Short task >> Present the following data again exactly as it is shown.

Saved entries >>
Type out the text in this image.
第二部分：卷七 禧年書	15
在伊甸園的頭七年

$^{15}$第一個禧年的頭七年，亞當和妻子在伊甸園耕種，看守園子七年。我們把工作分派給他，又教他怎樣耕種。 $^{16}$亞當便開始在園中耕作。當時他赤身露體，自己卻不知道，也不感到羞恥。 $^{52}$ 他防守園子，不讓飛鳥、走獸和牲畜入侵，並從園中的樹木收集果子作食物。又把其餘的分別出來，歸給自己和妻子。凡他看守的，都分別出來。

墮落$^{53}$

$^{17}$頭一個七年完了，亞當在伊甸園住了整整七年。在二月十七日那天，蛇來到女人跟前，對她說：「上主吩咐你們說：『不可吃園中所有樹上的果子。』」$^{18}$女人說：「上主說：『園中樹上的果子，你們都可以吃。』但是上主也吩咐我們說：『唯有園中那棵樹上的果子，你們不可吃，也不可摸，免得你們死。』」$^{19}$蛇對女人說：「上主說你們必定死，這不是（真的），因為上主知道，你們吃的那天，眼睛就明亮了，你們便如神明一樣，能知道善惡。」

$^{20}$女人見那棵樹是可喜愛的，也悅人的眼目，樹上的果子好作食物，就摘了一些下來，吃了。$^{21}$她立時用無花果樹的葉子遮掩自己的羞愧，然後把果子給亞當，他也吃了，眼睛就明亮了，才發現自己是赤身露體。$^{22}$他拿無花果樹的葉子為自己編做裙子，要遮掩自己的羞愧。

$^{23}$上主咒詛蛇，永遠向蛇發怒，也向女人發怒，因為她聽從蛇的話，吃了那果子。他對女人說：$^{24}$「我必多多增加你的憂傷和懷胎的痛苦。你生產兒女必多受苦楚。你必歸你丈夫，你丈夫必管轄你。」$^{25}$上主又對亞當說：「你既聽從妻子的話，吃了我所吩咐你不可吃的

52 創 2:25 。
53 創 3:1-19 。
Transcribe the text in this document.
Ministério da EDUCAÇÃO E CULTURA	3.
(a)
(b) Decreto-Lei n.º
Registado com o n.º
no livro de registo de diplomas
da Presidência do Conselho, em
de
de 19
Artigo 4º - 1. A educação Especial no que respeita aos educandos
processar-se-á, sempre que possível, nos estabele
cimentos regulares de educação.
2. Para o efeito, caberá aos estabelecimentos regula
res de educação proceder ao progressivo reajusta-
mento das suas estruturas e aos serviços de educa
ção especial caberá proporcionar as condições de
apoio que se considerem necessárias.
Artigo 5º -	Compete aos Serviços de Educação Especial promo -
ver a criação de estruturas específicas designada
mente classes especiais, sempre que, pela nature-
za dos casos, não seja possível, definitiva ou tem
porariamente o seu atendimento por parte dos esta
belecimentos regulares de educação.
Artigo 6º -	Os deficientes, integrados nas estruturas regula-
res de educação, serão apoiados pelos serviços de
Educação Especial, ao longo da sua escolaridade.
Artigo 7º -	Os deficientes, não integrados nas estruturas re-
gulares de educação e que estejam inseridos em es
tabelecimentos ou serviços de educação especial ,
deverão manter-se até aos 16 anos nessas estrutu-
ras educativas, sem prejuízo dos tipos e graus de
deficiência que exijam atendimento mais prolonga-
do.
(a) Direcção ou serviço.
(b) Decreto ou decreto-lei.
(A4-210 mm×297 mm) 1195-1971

Written solution >>
Type out the text in this image.
第二部分：卷七 禧年書	15
在伊甸園的頭七年

$^{15}$第一個禧年的頭七年，亞當和妻子在伊甸園耕種，看守園子七年。我們把工作分派給他，又教他怎樣耕種。 $^{16}$亞當便開始在園中耕作。當時他赤身露體，自己卻不知道，也不感到羞恥。 $^{52}$ 他防守園子，不讓飛鳥、走獸和牲畜入侵，並從園中的樹木收集果子作食物。又把其餘的分別出來，歸給自己和妻子。凡他看守的，都分別出來。

墮落$^{53}$

$^{17}$頭一個七年完了，亞當在伊甸園住了整整七年。在二月十七日那天，蛇來到女人跟前，對她說：「上主吩咐你們說：『不可吃園中所有樹上的果子。』」$^{18}$女人說：「上主說：『園中樹上的果子，你們都可以吃。』但是上主也吩咐我們說：『唯有園中那棵樹上的果子，你們不可吃，也不可摸，免得你們死。』」$^{19}$蛇對女人說：「上主說你們必定死，這不是（真的），因為上主知道，你們吃的那天，眼睛就明亮了，你們便如神明一樣，能知道善惡。」

$^{20}$女人見那棵樹是可喜愛的，也悅人的眼目，樹上的果子好作食物，就摘了一些下來，吃了。$^{21}$她立時用無花果樹的葉子遮掩自己的羞愧，然後把果子給亞當，他也吃了，眼睛就明亮了，才發現自己是赤身露體。$^{22}$他拿無花果樹的葉子為自己編做裙子，要遮掩自己的羞愧。

$^{23}$上主咒詛蛇，永遠向蛇發怒，也向女人發怒，因為她聽從蛇的話，吃了那果子。他對女人說：$^{24}$「我必多多增加你的憂傷和懷胎的痛苦。你生產兒女必多受苦楚。你必歸你丈夫，你丈夫必管轄你。」$^{25}$上主又對亞當說：「你既聽從妻子的話，吃了我所吩咐你不可吃的

52 創 2:25 。
53 創 3:1-19 。
Transcribe the text in this document.
Ministério da EDUCAÇÃO E CULTURA	3.
(a)
(b) Decreto-Lei n.º
Registado com o n.º
no livro de registo de diplomas
da Presidência do Conselho, em
de
de 19
Artigo 4º - 1. A educação Especial no que respeita aos educandos
processar-se-á, sempre que possível, nos estabele
cimentos regulares de educação.
2. Para o efeito, caberá aos estabelecimentos regula
res de educação proceder ao progressivo reajusta-
mento das suas estruturas e aos serviços de educa
ção especial caberá proporcionar as condições de
apoio que se considerem necessárias.
Artigo 5º -	Compete aos Serviços de Educação Especial promo -
ver a criação de estruturas específicas designada
mente classes especiais, sempre que, pela nature-
za dos casos, não seja possível, definitiva ou tem
porariamente o seu atendimento por parte dos esta
belecimentos regulares de educação.
Artigo 6º -	Os deficientes, integrados nas estruturas regula-
res de educação, serão apoiados pelos serviços de
Educação Especial, ao longo da sua escolaridade.
Artigo 7º -	Os deficientes, não integrados nas estruturas re-
gulares de educação e que estejam inseridos em es
tabelecimentos ou serviços de educação especial ,
deverão manter-se até aos 16 anos nessas estrutu-
ras educativas, sem prejuízo dos tipos e graus de
deficiência que exijam atendimento mais prolonga-
do.
(a) Direcção ou serviço.
(b) Decreto ou decreto-lei.
(A4-210 mm×297 mm) 1195-1971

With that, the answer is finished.